## begin

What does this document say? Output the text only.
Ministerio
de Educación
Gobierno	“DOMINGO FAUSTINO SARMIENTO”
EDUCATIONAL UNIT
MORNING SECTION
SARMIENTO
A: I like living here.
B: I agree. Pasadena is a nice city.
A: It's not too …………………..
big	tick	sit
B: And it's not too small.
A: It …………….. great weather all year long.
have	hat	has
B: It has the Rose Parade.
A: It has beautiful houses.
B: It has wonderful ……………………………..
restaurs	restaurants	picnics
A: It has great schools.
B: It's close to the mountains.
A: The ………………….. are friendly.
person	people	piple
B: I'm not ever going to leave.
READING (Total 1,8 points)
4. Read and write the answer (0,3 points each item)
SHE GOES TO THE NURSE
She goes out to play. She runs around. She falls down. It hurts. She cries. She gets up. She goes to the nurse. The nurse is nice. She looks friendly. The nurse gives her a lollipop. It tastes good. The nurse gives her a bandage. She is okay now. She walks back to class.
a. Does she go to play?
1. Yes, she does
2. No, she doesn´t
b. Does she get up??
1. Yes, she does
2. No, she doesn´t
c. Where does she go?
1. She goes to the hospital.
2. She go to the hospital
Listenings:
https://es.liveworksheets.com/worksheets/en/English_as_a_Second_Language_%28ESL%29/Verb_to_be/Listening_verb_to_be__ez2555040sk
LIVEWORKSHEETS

## end
## begin

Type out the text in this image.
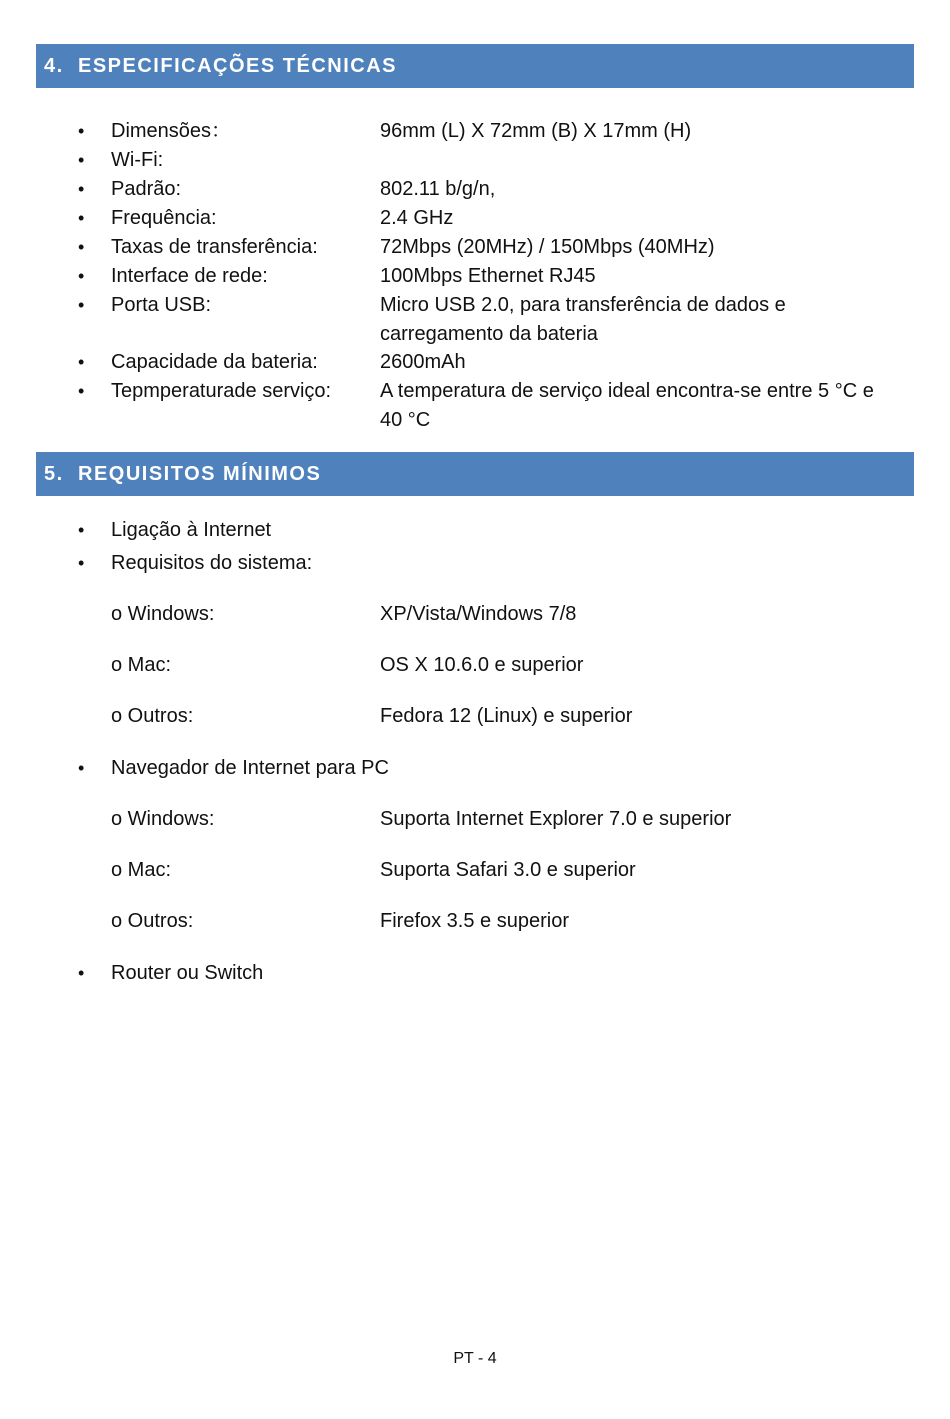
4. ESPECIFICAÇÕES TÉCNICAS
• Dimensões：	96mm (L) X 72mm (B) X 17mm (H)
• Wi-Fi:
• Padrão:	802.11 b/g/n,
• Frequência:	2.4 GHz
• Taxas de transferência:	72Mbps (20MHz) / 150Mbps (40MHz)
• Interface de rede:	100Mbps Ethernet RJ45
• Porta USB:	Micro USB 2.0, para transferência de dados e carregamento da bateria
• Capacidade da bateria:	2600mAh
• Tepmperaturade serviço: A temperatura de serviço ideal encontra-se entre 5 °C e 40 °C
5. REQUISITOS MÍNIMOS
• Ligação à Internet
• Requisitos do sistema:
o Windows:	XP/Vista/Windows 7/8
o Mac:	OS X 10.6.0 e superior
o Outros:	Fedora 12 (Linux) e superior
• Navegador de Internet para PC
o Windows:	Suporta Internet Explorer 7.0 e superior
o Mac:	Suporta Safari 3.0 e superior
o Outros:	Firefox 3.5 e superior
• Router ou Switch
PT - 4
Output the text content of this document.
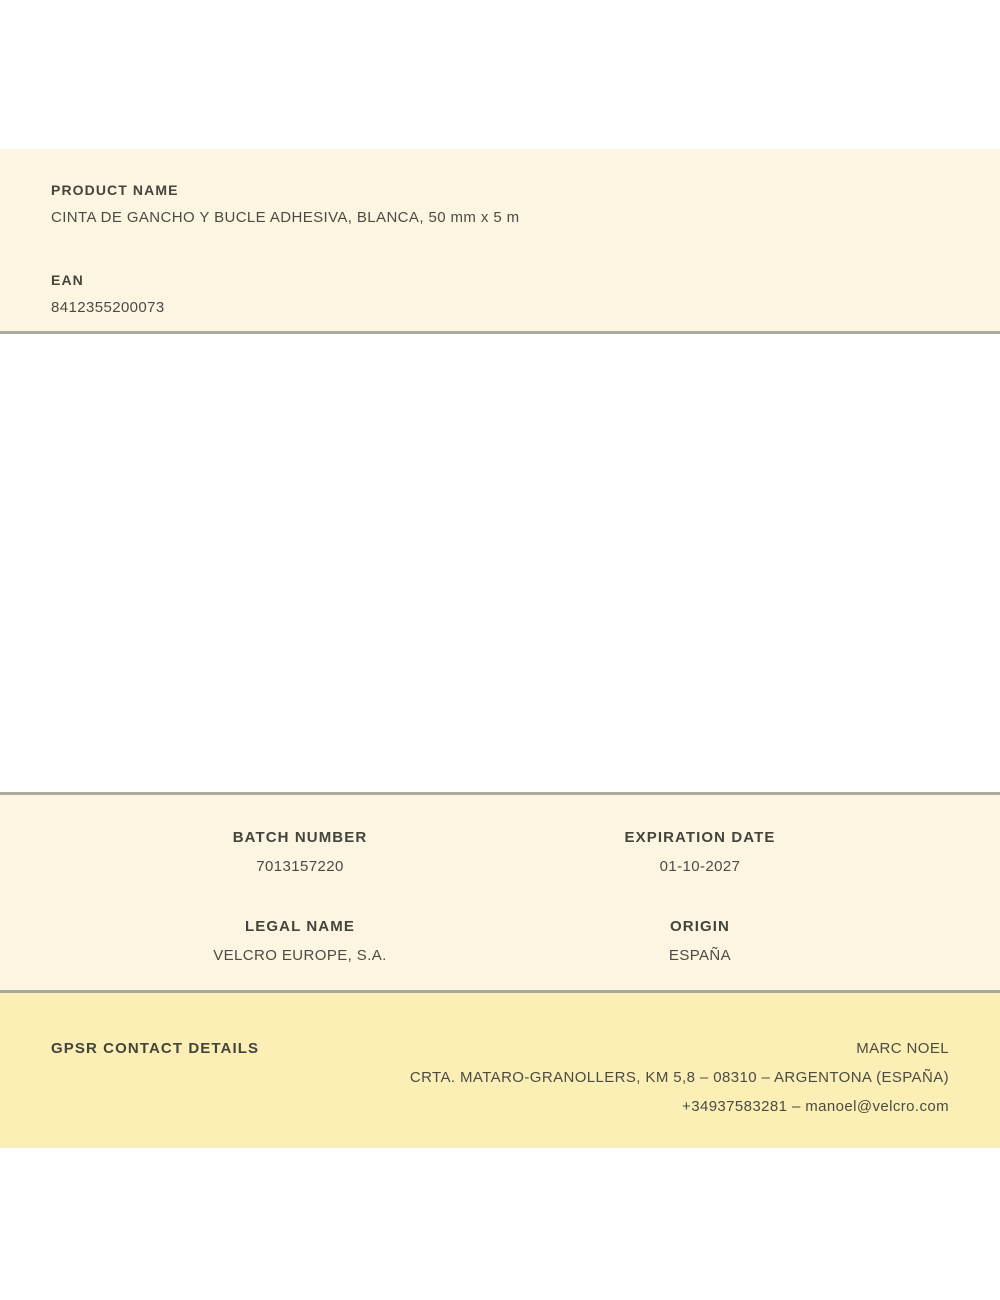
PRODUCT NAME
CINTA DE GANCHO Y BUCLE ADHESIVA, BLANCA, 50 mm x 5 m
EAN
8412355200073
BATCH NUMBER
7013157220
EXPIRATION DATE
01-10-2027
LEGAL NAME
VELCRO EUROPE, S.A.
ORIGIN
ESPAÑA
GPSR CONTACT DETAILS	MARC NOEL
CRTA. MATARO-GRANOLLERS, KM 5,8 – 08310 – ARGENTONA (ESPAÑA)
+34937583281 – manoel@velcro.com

## end
## begin

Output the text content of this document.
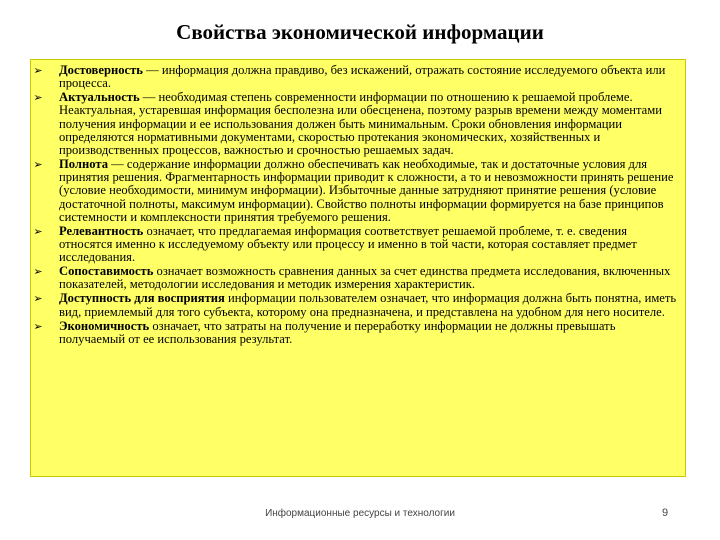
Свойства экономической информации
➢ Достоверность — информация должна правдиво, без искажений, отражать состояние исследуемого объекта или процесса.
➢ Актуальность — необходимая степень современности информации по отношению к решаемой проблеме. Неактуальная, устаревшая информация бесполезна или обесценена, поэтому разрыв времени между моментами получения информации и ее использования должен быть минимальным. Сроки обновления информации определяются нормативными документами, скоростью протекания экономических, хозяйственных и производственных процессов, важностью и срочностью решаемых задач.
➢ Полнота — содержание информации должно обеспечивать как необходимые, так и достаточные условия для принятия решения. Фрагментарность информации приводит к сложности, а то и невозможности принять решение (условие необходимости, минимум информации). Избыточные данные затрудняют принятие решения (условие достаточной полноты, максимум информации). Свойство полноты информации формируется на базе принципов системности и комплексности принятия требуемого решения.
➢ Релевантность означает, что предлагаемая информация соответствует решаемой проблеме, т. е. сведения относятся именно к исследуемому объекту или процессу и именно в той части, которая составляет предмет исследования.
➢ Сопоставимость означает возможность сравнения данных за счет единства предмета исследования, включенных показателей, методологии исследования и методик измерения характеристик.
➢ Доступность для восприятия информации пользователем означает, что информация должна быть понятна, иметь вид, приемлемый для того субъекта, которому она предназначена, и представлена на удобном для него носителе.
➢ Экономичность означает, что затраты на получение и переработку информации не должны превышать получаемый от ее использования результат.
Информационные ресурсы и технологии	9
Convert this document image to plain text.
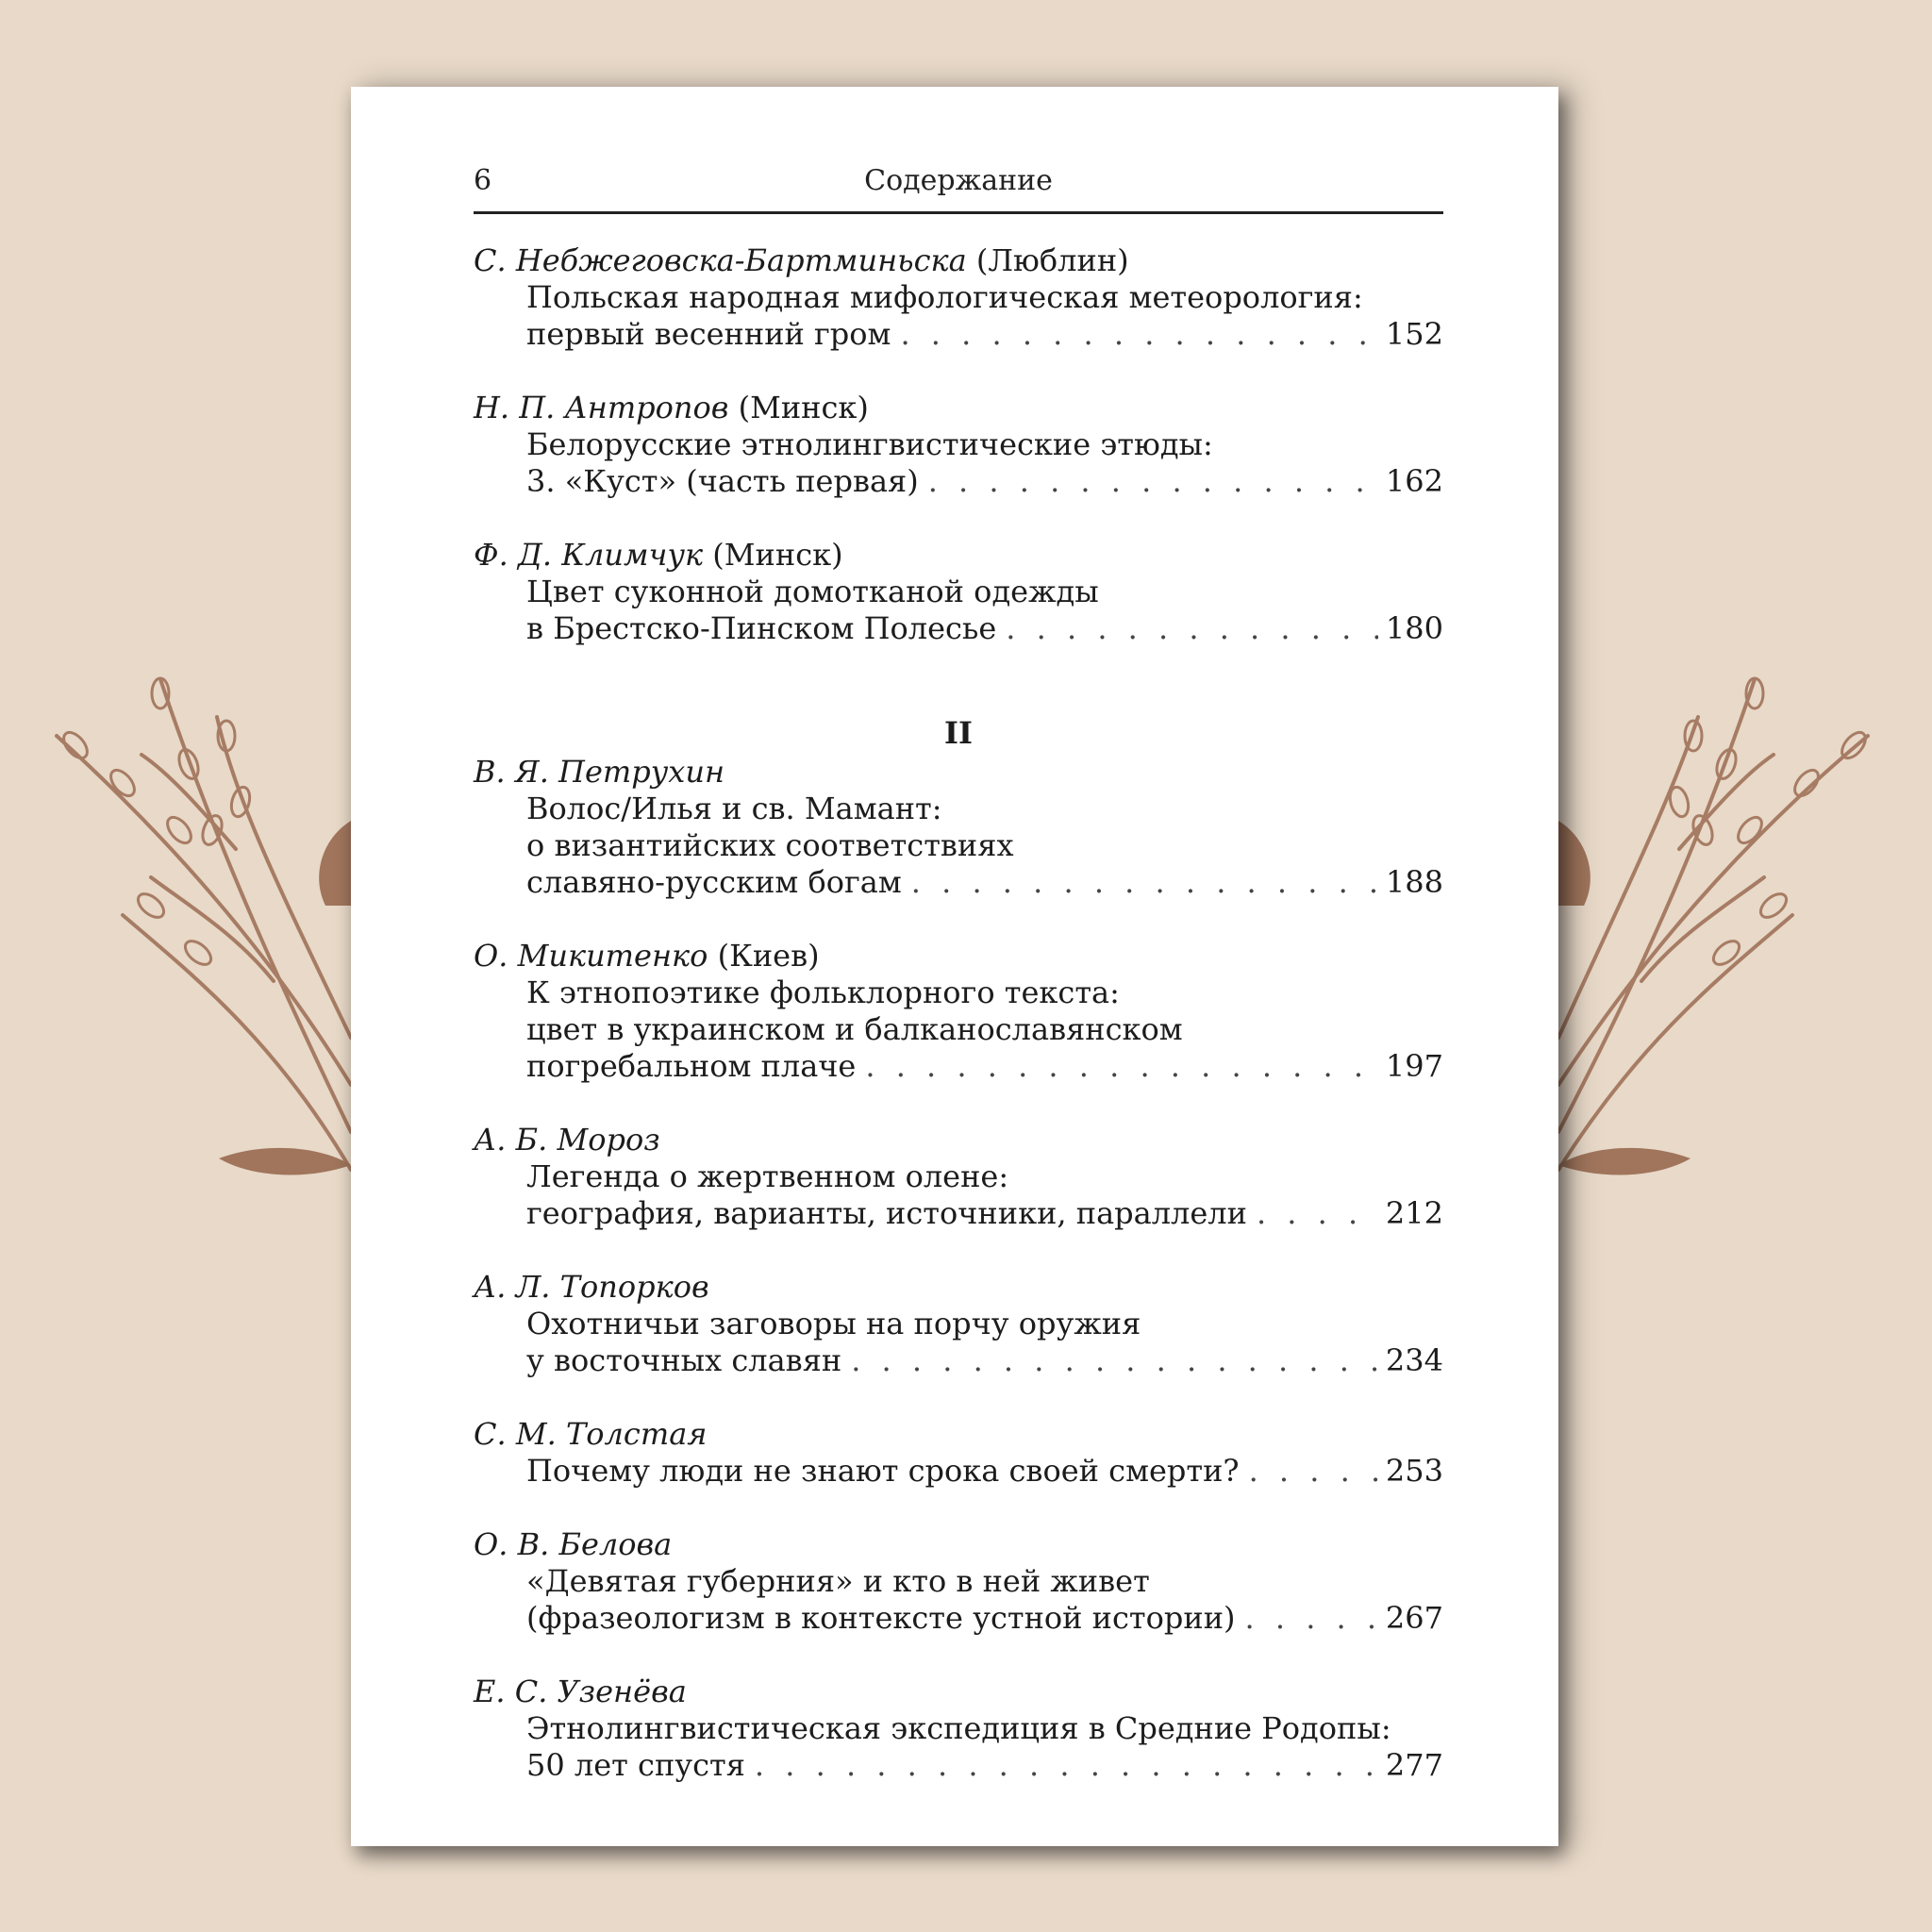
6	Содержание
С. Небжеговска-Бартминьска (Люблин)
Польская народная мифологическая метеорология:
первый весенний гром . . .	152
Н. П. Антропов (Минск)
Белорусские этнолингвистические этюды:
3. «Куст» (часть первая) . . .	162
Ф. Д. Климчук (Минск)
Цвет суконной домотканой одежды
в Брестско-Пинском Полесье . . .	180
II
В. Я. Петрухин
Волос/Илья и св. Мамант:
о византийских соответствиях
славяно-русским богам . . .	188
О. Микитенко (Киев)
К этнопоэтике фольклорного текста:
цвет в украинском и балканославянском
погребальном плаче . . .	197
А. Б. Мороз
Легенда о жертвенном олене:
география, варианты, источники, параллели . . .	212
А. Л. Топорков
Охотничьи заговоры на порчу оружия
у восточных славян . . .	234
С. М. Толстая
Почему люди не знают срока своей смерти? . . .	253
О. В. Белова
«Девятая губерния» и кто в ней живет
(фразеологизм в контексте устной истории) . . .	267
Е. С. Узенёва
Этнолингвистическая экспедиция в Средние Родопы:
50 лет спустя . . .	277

## end

> [Exercise prompt]
Only lines holding the string "Internet" are wanted; gather each one from the entries above.

> [Reply]
• Ligação à Internet
• Navegador de Internet para PC
o Windows:	Suporta Internet Explorer 7.0 e superior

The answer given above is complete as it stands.